Exercise goal => Return all of the lines below exactly as they are.

::::::::

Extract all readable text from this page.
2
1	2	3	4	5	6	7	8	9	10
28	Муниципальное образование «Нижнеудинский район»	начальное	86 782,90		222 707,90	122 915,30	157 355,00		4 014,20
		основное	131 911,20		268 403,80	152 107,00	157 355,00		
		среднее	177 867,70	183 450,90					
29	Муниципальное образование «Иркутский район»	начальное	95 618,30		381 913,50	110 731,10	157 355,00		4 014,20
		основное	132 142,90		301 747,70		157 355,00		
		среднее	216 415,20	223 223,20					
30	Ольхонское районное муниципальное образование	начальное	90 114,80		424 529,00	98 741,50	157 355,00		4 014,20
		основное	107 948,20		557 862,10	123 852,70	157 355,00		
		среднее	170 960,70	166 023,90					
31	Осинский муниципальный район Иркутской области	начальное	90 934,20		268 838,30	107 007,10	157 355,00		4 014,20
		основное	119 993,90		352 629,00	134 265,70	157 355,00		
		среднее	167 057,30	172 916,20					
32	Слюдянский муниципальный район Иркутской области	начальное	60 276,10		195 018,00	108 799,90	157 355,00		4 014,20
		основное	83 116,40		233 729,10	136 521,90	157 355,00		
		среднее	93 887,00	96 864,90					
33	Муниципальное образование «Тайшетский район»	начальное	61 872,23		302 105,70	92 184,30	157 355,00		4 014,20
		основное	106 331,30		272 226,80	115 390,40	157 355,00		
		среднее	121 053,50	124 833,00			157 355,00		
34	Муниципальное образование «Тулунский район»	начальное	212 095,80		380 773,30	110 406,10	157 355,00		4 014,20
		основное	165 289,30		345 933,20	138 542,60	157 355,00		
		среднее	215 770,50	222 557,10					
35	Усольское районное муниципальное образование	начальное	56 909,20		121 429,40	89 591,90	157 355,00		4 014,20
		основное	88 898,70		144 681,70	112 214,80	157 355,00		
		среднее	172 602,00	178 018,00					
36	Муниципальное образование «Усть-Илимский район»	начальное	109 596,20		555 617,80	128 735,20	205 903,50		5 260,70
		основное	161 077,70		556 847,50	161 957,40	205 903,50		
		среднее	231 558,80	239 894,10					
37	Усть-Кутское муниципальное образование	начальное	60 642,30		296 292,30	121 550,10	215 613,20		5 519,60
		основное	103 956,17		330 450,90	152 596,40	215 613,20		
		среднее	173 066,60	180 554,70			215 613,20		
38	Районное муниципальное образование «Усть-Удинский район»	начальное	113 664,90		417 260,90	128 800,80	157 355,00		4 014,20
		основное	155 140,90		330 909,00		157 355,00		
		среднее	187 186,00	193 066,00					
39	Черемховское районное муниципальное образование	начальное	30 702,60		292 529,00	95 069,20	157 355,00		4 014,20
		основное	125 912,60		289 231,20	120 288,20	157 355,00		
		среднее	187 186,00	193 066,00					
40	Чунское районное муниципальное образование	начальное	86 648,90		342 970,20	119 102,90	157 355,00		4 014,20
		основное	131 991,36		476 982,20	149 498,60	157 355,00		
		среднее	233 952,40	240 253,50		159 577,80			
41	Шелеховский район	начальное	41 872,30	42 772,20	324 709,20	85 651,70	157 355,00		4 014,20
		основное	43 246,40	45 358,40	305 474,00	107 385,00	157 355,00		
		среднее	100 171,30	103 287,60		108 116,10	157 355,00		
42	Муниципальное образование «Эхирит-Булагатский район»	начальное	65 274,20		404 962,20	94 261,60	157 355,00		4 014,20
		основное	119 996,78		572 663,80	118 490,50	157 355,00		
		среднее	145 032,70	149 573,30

::::::::

Written reply =>
Extract all readable text from this page.
2
1	2	3	4	5	6	7	8	9	10
28	Муниципальное образование «Нижнеудинский район»	начальное	86 782,90		222 707,90	122 915,30	157 355,00		4 014,20
		основное	131 911,20		268 403,80	152 107,00	157 355,00		
		среднее	177 867,70	183 450,90					
29	Муниципальное образование «Иркутский район»	начальное	95 618,30		381 913,50	110 731,10	157 355,00		4 014,20
		основное	132 142,90		301 747,70		157 355,00		
		среднее	216 415,20	223 223,20					
30	Ольхонское районное муниципальное образование	начальное	90 114,80		424 529,00	98 741,50	157 355,00		4 014,20
		основное	107 948,20		557 862,10	123 852,70	157 355,00		
		среднее	170 960,70	166 023,90					
31	Осинский муниципальный район Иркутской области	начальное	90 934,20		268 838,30	107 007,10	157 355,00		4 014,20
		основное	119 993,90		352 629,00	134 265,70	157 355,00		
		среднее	167 057,30	172 916,20					
32	Слюдянский муниципальный район Иркутской области	начальное	60 276,10		195 018,00	108 799,90	157 355,00		4 014,20
		основное	83 116,40		233 729,10	136 521,90	157 355,00		
		среднее	93 887,00	96 864,90					
33	Муниципальное образование «Тайшетский район»	начальное	61 872,23		302 105,70	92 184,30	157 355,00		4 014,20
		основное	106 331,30		272 226,80	115 390,40	157 355,00		
		среднее	121 053,50	124 833,00			157 355,00		
34	Муниципальное образование «Тулунский район»	начальное	212 095,80		380 773,30	110 406,10	157 355,00		4 014,20
		основное	165 289,30		345 933,20	138 542,60	157 355,00		
		среднее	215 770,50	222 557,10					
35	Усольское районное муниципальное образование	начальное	56 909,20		121 429,40	89 591,90	157 355,00		4 014,20
		основное	88 898,70		144 681,70	112 214,80	157 355,00		
		среднее	172 602,00	178 018,00					
36	Муниципальное образование «Усть-Илимский район»	начальное	109 596,20		555 617,80	128 735,20	205 903,50		5 260,70
		основное	161 077,70		556 847,50	161 957,40	205 903,50		
		среднее	231 558,80	239 894,10					
37	Усть-Кутское муниципальное образование	начальное	60 642,30		296 292,30	121 550,10	215 613,20		5 519,60
		основное	103 956,17		330 450,90	152 596,40	215 613,20		
		среднее	173 066,60	180 554,70			215 613,20		
38	Районное муниципальное образование «Усть-Удинский район»	начальное	113 664,90		417 260,90	128 800,80	157 355,00		4 014,20
		основное	155 140,90		330 909,00		157 355,00		
		среднее	187 186,00	193 066,00					
39	Черемховское районное муниципальное образование	начальное	30 702,60		292 529,00	95 069,20	157 355,00		4 014,20
		основное	125 912,60		289 231,20	120 288,20	157 355,00		
		среднее	187 186,00	193 066,00					
40	Чунское районное муниципальное образование	начальное	86 648,90		342 970,20	119 102,90	157 355,00		4 014,20
		основное	131 991,36		476 982,20	149 498,60	157 355,00		
		среднее	233 952,40	240 253,50		159 577,80			
41	Шелеховский район	начальное	41 872,30	42 772,20	324 709,20	85 651,70	157 355,00		4 014,20
		основное	43 246,40	45 358,40	305 474,00	107 385,00	157 355,00		
		среднее	100 171,30	103 287,60		108 116,10	157 355,00		
42	Муниципальное образование «Эхирит-Булагатский район»	начальное	65 274,20		404 962,20	94 261,60	157 355,00		4 014,20
		основное	119 996,78		572 663,80	118 490,50	157 355,00		
		среднее	145 032,70	149 573,30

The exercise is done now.